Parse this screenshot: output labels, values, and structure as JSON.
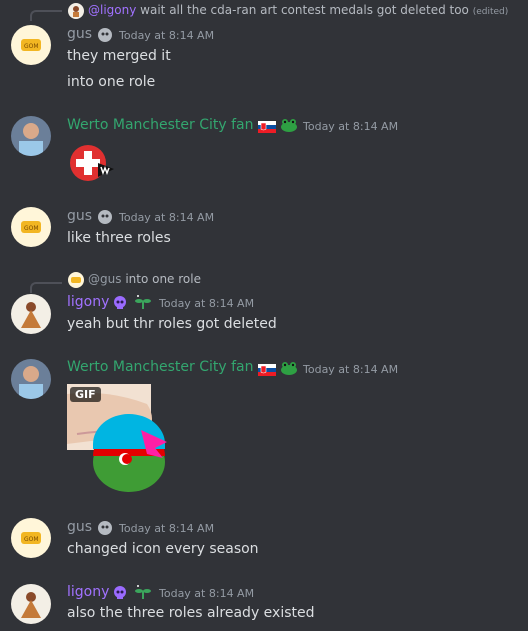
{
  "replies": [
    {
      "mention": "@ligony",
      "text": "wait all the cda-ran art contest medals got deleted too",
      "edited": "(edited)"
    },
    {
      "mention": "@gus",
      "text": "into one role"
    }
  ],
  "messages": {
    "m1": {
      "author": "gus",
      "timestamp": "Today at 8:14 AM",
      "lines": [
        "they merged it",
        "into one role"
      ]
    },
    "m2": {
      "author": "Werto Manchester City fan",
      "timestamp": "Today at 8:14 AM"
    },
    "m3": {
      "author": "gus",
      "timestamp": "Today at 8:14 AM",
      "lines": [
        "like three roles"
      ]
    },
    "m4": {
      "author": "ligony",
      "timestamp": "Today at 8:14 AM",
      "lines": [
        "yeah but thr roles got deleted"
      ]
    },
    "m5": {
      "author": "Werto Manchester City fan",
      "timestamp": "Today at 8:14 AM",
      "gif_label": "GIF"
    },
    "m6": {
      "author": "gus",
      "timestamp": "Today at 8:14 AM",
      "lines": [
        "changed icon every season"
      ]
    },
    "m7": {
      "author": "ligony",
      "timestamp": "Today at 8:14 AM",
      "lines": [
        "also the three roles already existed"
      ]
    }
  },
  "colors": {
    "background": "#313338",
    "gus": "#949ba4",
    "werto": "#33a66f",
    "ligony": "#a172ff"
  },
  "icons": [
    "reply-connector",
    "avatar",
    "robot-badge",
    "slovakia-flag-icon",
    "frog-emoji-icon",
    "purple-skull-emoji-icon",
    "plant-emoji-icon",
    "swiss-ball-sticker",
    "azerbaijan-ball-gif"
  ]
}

Exercise
Give the data above again in full and unchanged, skipping the pictures.

Task output
Parse this screenshot: output labels, values, and structure as JSON.
{
  "replies": [
    {
      "mention": "@ligony",
      "text": "wait all the cda-ran art contest medals got deleted too",
      "edited": "(edited)"
    },
    {
      "mention": "@gus",
      "text": "into one role"
    }
  ],
  "messages": {
    "m1": {
      "author": "gus",
      "timestamp": "Today at 8:14 AM",
      "lines": [
        "they merged it",
        "into one role"
      ]
    },
    "m2": {
      "author": "Werto Manchester City fan",
      "timestamp": "Today at 8:14 AM"
    },
    "m3": {
      "author": "gus",
      "timestamp": "Today at 8:14 AM",
      "lines": [
        "like three roles"
      ]
    },
    "m4": {
      "author": "ligony",
      "timestamp": "Today at 8:14 AM",
      "lines": [
        "yeah but thr roles got deleted"
      ]
    },
    "m5": {
      "author": "Werto Manchester City fan",
      "timestamp": "Today at 8:14 AM",
      "gif_label": "GIF"
    },
    "m6": {
      "author": "gus",
      "timestamp": "Today at 8:14 AM",
      "lines": [
        "changed icon every season"
      ]
    },
    "m7": {
      "author": "ligony",
      "timestamp": "Today at 8:14 AM",
      "lines": [
        "also the three roles already existed"
      ]
    }
  },
  "colors": {
    "background": "#313338",
    "gus": "#949ba4",
    "werto": "#33a66f",
    "ligony": "#a172ff"
  },
  "icons": [
    "reply-connector",
    "avatar",
    "robot-badge",
    "slovakia-flag-icon",
    "frog-emoji-icon",
    "purple-skull-emoji-icon",
    "plant-emoji-icon",
    "swiss-ball-sticker",
    "azerbaijan-ball-gif"
  ]
}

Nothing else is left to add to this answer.